▶ [OBJECTIVE] Make an exact copy of all the records.

**** DATA SUPPLIED ****

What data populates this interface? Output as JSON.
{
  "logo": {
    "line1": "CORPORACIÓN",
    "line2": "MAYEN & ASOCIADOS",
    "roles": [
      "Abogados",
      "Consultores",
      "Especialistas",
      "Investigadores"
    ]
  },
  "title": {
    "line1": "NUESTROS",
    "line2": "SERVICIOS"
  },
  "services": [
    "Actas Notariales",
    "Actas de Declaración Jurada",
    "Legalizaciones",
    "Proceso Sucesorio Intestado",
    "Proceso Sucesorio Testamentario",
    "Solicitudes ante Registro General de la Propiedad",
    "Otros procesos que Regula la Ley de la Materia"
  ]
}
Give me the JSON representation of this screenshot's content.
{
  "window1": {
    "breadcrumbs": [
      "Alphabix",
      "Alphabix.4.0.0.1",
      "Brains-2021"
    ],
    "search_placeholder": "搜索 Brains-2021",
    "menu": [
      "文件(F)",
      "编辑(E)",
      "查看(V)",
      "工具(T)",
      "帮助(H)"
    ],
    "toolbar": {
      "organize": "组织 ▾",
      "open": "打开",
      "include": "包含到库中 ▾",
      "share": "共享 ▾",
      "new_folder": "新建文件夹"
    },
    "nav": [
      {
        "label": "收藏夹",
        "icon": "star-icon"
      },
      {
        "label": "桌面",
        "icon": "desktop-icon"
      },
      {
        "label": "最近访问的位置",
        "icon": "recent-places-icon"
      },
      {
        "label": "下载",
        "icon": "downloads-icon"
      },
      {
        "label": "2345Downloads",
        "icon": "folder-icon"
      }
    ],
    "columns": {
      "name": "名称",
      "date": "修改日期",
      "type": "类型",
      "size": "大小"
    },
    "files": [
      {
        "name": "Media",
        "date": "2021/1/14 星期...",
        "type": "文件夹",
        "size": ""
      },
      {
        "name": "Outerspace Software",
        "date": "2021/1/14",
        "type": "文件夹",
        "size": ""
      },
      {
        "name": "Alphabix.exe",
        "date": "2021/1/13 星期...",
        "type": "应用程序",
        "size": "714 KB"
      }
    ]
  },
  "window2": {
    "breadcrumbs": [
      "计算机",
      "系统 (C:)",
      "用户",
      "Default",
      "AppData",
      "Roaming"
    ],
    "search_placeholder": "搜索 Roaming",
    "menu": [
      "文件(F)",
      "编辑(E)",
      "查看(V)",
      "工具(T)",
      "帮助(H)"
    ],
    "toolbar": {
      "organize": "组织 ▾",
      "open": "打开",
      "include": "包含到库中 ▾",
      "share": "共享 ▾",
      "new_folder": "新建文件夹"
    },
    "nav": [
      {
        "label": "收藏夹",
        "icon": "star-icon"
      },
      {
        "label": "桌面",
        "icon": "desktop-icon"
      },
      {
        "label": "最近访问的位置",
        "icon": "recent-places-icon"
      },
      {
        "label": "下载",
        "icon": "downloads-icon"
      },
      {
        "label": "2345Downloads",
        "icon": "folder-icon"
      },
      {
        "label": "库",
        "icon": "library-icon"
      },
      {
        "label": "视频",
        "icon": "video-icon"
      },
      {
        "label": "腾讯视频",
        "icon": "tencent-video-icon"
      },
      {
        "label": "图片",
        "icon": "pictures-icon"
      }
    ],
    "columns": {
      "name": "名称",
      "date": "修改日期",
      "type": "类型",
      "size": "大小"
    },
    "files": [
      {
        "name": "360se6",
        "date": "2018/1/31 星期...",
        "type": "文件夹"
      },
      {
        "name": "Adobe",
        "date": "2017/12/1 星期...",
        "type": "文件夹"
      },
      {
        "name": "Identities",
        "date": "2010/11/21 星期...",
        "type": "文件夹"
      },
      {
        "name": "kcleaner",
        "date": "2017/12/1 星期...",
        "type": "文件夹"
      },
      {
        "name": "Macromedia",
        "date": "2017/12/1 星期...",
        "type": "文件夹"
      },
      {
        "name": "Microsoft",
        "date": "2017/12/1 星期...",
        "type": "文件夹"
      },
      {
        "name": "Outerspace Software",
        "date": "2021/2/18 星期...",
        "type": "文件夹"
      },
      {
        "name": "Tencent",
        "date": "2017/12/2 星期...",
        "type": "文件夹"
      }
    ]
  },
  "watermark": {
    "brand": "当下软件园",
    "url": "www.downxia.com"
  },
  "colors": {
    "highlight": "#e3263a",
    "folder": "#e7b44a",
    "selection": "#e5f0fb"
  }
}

****

▶ [THE ANSWER]
What data populates this interface? Output as JSON.
{
  "logo": {
    "line1": "CORPORACIÓN",
    "line2": "MAYEN & ASOCIADOS",
    "roles": [
      "Abogados",
      "Consultores",
      "Especialistas",
      "Investigadores"
    ]
  },
  "title": {
    "line1": "NUESTROS",
    "line2": "SERVICIOS"
  },
  "services": [
    "Actas Notariales",
    "Actas de Declaración Jurada",
    "Legalizaciones",
    "Proceso Sucesorio Intestado",
    "Proceso Sucesorio Testamentario",
    "Solicitudes ante Registro General de la Propiedad",
    "Otros procesos que Regula la Ley de la Materia"
  ]
}
Give me the JSON representation of this screenshot's content.
{
  "window1": {
    "breadcrumbs": [
      "Alphabix",
      "Alphabix.4.0.0.1",
      "Brains-2021"
    ],
    "search_placeholder": "搜索 Brains-2021",
    "menu": [
      "文件(F)",
      "编辑(E)",
      "查看(V)",
      "工具(T)",
      "帮助(H)"
    ],
    "toolbar": {
      "organize": "组织 ▾",
      "open": "打开",
      "include": "包含到库中 ▾",
      "share": "共享 ▾",
      "new_folder": "新建文件夹"
    },
    "nav": [
      {
        "label": "收藏夹",
        "icon": "star-icon"
      },
      {
        "label": "桌面",
        "icon": "desktop-icon"
      },
      {
        "label": "最近访问的位置",
        "icon": "recent-places-icon"
      },
      {
        "label": "下载",
        "icon": "downloads-icon"
      },
      {
        "label": "2345Downloads",
        "icon": "folder-icon"
      }
    ],
    "columns": {
      "name": "名称",
      "date": "修改日期",
      "type": "类型",
      "size": "大小"
    },
    "files": [
      {
        "name": "Media",
        "date": "2021/1/14 星期...",
        "type": "文件夹",
        "size": ""
      },
      {
        "name": "Outerspace Software",
        "date": "2021/1/14",
        "type": "文件夹",
        "size": ""
      },
      {
        "name": "Alphabix.exe",
        "date": "2021/1/13 星期...",
        "type": "应用程序",
        "size": "714 KB"
      }
    ]
  },
  "window2": {
    "breadcrumbs": [
      "计算机",
      "系统 (C:)",
      "用户",
      "Default",
      "AppData",
      "Roaming"
    ],
    "search_placeholder": "搜索 Roaming",
    "menu": [
      "文件(F)",
      "编辑(E)",
      "查看(V)",
      "工具(T)",
      "帮助(H)"
    ],
    "toolbar": {
      "organize": "组织 ▾",
      "open": "打开",
      "include": "包含到库中 ▾",
      "share": "共享 ▾",
      "new_folder": "新建文件夹"
    },
    "nav": [
      {
        "label": "收藏夹",
        "icon": "star-icon"
      },
      {
        "label": "桌面",
        "icon": "desktop-icon"
      },
      {
        "label": "最近访问的位置",
        "icon": "recent-places-icon"
      },
      {
        "label": "下载",
        "icon": "downloads-icon"
      },
      {
        "label": "2345Downloads",
        "icon": "folder-icon"
      },
      {
        "label": "库",
        "icon": "library-icon"
      },
      {
        "label": "视频",
        "icon": "video-icon"
      },
      {
        "label": "腾讯视频",
        "icon": "tencent-video-icon"
      },
      {
        "label": "图片",
        "icon": "pictures-icon"
      }
    ],
    "columns": {
      "name": "名称",
      "date": "修改日期",
      "type": "类型",
      "size": "大小"
    },
    "files": [
      {
        "name": "360se6",
        "date": "2018/1/31 星期...",
        "type": "文件夹"
      },
      {
        "name": "Adobe",
        "date": "2017/12/1 星期...",
        "type": "文件夹"
      },
      {
        "name": "Identities",
        "date": "2010/11/21 星期...",
        "type": "文件夹"
      },
      {
        "name": "kcleaner",
        "date": "2017/12/1 星期...",
        "type": "文件夹"
      },
      {
        "name": "Macromedia",
        "date": "2017/12/1 星期...",
        "type": "文件夹"
      },
      {
        "name": "Microsoft",
        "date": "2017/12/1 星期...",
        "type": "文件夹"
      },
      {
        "name": "Outerspace Software",
        "date": "2021/2/18 星期...",
        "type": "文件夹"
      },
      {
        "name": "Tencent",
        "date": "2017/12/2 星期...",
        "type": "文件夹"
      }
    ]
  },
  "watermark": {
    "brand": "当下软件园",
    "url": "www.downxia.com"
  },
  "colors": {
    "highlight": "#e3263a",
    "folder": "#e7b44a",
    "selection": "#e5f0fb"
  }
}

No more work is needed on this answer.